EXERCISE:
Copy out the data below verbatim.

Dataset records
..............................

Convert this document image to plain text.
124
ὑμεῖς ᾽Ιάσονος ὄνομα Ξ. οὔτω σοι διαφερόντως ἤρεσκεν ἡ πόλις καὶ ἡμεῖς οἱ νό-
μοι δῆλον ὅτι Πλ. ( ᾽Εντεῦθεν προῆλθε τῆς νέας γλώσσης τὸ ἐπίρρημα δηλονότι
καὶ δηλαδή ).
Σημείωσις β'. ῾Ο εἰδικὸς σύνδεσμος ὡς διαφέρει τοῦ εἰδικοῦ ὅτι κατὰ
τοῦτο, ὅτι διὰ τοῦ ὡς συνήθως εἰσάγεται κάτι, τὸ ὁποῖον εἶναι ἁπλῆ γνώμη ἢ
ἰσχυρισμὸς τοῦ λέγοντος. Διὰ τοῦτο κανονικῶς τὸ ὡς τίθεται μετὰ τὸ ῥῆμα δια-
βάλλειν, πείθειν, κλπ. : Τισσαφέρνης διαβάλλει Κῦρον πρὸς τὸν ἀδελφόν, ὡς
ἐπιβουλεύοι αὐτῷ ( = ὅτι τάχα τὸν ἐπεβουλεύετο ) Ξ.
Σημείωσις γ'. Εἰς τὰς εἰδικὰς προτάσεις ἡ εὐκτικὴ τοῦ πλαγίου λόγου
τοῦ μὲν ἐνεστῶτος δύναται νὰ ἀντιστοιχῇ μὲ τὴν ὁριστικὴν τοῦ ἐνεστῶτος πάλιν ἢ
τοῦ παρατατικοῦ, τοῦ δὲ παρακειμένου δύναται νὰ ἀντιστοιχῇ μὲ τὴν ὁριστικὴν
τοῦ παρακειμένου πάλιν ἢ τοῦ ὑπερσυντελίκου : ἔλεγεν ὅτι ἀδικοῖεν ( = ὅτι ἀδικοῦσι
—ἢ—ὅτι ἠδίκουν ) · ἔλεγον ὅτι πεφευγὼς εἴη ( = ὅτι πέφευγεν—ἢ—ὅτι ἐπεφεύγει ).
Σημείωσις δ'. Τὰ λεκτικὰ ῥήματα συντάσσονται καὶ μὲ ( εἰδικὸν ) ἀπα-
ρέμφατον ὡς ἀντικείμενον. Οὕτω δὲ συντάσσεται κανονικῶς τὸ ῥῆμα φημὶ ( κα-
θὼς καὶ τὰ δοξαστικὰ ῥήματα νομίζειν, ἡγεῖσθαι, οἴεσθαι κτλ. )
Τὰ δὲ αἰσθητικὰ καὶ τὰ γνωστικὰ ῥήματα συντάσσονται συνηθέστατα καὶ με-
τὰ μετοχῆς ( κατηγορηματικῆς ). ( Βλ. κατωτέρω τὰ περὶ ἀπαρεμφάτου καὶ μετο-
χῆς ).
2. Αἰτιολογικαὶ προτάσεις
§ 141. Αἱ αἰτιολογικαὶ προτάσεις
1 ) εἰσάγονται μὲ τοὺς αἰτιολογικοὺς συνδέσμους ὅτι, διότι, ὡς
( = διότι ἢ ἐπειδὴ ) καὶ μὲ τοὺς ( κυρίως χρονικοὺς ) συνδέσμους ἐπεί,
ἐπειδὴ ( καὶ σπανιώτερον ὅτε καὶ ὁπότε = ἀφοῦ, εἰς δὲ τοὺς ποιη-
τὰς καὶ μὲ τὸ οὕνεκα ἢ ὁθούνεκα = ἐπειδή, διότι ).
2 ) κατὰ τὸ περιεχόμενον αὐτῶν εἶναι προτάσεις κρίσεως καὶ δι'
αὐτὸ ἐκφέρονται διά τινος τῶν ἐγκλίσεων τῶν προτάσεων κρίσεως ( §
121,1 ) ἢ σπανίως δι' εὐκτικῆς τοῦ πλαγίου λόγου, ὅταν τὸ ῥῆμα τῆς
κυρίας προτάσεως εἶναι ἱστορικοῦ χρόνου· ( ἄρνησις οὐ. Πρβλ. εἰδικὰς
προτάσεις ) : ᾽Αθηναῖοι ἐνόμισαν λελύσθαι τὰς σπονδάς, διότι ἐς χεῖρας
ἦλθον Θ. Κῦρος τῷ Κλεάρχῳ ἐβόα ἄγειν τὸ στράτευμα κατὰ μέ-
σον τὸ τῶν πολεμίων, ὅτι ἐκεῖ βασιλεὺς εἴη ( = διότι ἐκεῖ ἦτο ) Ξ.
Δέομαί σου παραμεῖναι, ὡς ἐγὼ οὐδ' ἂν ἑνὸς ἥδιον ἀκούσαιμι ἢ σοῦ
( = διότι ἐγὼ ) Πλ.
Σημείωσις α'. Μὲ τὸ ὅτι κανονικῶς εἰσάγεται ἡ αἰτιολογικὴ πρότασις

..............................

RESULT:
Convert this document image to plain text.
124
ὑμεῖς ᾽Ιάσονος ὄνομα Ξ. οὔτω σοι διαφερόντως ἤρεσκεν ἡ πόλις καὶ ἡμεῖς οἱ νό-
μοι δῆλον ὅτι Πλ. ( ᾽Εντεῦθεν προῆλθε τῆς νέας γλώσσης τὸ ἐπίρρημα δηλονότι
καὶ δηλαδή ).
Σημείωσις β'. ῾Ο εἰδικὸς σύνδεσμος ὡς διαφέρει τοῦ εἰδικοῦ ὅτι κατὰ
τοῦτο, ὅτι διὰ τοῦ ὡς συνήθως εἰσάγεται κάτι, τὸ ὁποῖον εἶναι ἁπλῆ γνώμη ἢ
ἰσχυρισμὸς τοῦ λέγοντος. Διὰ τοῦτο κανονικῶς τὸ ὡς τίθεται μετὰ τὸ ῥῆμα δια-
βάλλειν, πείθειν, κλπ. : Τισσαφέρνης διαβάλλει Κῦρον πρὸς τὸν ἀδελφόν, ὡς
ἐπιβουλεύοι αὐτῷ ( = ὅτι τάχα τὸν ἐπεβουλεύετο ) Ξ.
Σημείωσις γ'. Εἰς τὰς εἰδικὰς προτάσεις ἡ εὐκτικὴ τοῦ πλαγίου λόγου
τοῦ μὲν ἐνεστῶτος δύναται νὰ ἀντιστοιχῇ μὲ τὴν ὁριστικὴν τοῦ ἐνεστῶτος πάλιν ἢ
τοῦ παρατατικοῦ, τοῦ δὲ παρακειμένου δύναται νὰ ἀντιστοιχῇ μὲ τὴν ὁριστικὴν
τοῦ παρακειμένου πάλιν ἢ τοῦ ὑπερσυντελίκου : ἔλεγεν ὅτι ἀδικοῖεν ( = ὅτι ἀδικοῦσι
—ἢ—ὅτι ἠδίκουν ) · ἔλεγον ὅτι πεφευγὼς εἴη ( = ὅτι πέφευγεν—ἢ—ὅτι ἐπεφεύγει ).
Σημείωσις δ'. Τὰ λεκτικὰ ῥήματα συντάσσονται καὶ μὲ ( εἰδικὸν ) ἀπα-
ρέμφατον ὡς ἀντικείμενον. Οὕτω δὲ συντάσσεται κανονικῶς τὸ ῥῆμα φημὶ ( κα-
θὼς καὶ τὰ δοξαστικὰ ῥήματα νομίζειν, ἡγεῖσθαι, οἴεσθαι κτλ. )
Τὰ δὲ αἰσθητικὰ καὶ τὰ γνωστικὰ ῥήματα συντάσσονται συνηθέστατα καὶ με-
τὰ μετοχῆς ( κατηγορηματικῆς ). ( Βλ. κατωτέρω τὰ περὶ ἀπαρεμφάτου καὶ μετο-
χῆς ).
2. Αἰτιολογικαὶ προτάσεις
§ 141. Αἱ αἰτιολογικαὶ προτάσεις
1 ) εἰσάγονται μὲ τοὺς αἰτιολογικοὺς συνδέσμους ὅτι, διότι, ὡς
( = διότι ἢ ἐπειδὴ ) καὶ μὲ τοὺς ( κυρίως χρονικοὺς ) συνδέσμους ἐπεί,
ἐπειδὴ ( καὶ σπανιώτερον ὅτε καὶ ὁπότε = ἀφοῦ, εἰς δὲ τοὺς ποιη-
τὰς καὶ μὲ τὸ οὕνεκα ἢ ὁθούνεκα = ἐπειδή, διότι ).
2 ) κατὰ τὸ περιεχόμενον αὐτῶν εἶναι προτάσεις κρίσεως καὶ δι'
αὐτὸ ἐκφέρονται διά τινος τῶν ἐγκλίσεων τῶν προτάσεων κρίσεως ( §
121,1 ) ἢ σπανίως δι' εὐκτικῆς τοῦ πλαγίου λόγου, ὅταν τὸ ῥῆμα τῆς
κυρίας προτάσεως εἶναι ἱστορικοῦ χρόνου· ( ἄρνησις οὐ. Πρβλ. εἰδικὰς
προτάσεις ) : ᾽Αθηναῖοι ἐνόμισαν λελύσθαι τὰς σπονδάς, διότι ἐς χεῖρας
ἦλθον Θ. Κῦρος τῷ Κλεάρχῳ ἐβόα ἄγειν τὸ στράτευμα κατὰ μέ-
σον τὸ τῶν πολεμίων, ὅτι ἐκεῖ βασιλεὺς εἴη ( = διότι ἐκεῖ ἦτο ) Ξ.
Δέομαί σου παραμεῖναι, ὡς ἐγὼ οὐδ' ἂν ἑνὸς ἥδιον ἀκούσαιμι ἢ σοῦ
( = διότι ἐγὼ ) Πλ.
Σημείωσις α'. Μὲ τὸ ὅτι κανονικῶς εἰσάγεται ἡ αἰτιολογικὴ πρότασις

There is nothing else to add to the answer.